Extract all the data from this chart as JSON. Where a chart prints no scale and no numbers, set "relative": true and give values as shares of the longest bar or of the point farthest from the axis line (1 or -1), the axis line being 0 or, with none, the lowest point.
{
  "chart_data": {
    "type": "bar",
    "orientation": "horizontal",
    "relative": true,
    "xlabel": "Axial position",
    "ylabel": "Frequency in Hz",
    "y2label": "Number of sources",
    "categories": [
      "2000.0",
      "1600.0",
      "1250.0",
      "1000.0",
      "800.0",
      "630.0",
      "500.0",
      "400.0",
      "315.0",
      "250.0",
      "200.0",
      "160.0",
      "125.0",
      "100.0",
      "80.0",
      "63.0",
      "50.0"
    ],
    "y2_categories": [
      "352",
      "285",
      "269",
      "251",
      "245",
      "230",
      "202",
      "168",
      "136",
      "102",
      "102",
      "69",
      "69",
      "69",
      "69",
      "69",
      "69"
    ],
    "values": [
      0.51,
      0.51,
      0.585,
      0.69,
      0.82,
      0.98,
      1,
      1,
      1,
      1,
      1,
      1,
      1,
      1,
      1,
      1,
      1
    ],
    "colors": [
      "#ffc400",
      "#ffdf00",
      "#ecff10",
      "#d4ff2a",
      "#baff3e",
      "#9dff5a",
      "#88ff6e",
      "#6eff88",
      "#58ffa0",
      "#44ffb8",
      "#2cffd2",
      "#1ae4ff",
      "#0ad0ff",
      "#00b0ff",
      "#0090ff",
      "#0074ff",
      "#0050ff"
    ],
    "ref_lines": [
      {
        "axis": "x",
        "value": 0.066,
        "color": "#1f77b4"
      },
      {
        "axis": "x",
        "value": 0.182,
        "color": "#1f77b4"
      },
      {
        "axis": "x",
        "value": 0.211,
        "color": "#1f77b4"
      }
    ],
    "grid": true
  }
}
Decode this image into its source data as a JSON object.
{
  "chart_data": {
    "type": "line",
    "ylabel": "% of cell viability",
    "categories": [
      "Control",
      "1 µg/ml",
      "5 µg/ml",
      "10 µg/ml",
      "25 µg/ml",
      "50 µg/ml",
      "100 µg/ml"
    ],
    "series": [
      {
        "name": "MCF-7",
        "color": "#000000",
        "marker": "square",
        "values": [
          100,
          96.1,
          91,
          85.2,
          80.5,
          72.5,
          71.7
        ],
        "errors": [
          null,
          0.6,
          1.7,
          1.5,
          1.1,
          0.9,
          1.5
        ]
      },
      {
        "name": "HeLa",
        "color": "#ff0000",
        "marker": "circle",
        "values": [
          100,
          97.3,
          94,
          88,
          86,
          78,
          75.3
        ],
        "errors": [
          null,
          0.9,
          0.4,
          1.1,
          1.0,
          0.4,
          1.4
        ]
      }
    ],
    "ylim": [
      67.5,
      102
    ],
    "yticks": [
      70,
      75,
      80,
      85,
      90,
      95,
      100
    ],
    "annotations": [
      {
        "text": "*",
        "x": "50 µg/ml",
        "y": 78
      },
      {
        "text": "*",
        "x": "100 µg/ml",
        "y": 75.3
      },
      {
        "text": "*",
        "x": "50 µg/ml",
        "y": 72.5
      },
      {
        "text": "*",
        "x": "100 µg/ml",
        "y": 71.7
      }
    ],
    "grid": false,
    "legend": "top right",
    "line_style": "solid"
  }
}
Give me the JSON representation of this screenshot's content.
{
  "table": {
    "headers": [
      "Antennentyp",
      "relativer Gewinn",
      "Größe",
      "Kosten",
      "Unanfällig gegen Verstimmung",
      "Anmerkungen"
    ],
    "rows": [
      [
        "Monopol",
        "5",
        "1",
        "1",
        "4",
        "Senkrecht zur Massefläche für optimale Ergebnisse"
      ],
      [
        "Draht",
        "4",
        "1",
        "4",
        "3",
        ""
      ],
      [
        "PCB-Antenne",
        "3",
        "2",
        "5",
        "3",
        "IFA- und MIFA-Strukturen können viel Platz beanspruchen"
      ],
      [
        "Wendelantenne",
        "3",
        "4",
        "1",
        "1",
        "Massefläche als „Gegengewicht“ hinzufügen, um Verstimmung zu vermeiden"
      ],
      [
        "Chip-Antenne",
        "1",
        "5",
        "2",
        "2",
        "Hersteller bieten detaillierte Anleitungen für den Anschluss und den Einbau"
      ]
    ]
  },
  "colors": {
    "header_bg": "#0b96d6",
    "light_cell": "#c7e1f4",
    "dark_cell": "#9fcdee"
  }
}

» **Given request**
Filter the entries down to the lines containing "values". Copy each of those lines.

» **Output of the task**
Extract all the data from this chart as JSON. Where a chart prints no scale and no numbers, set "relative": true and give values as shares of the longest bar or of the point farthest from the axis line (1 or -1), the axis line being 0 or, with none, the lowest point.
    "values": [
        "values": [
        "values": [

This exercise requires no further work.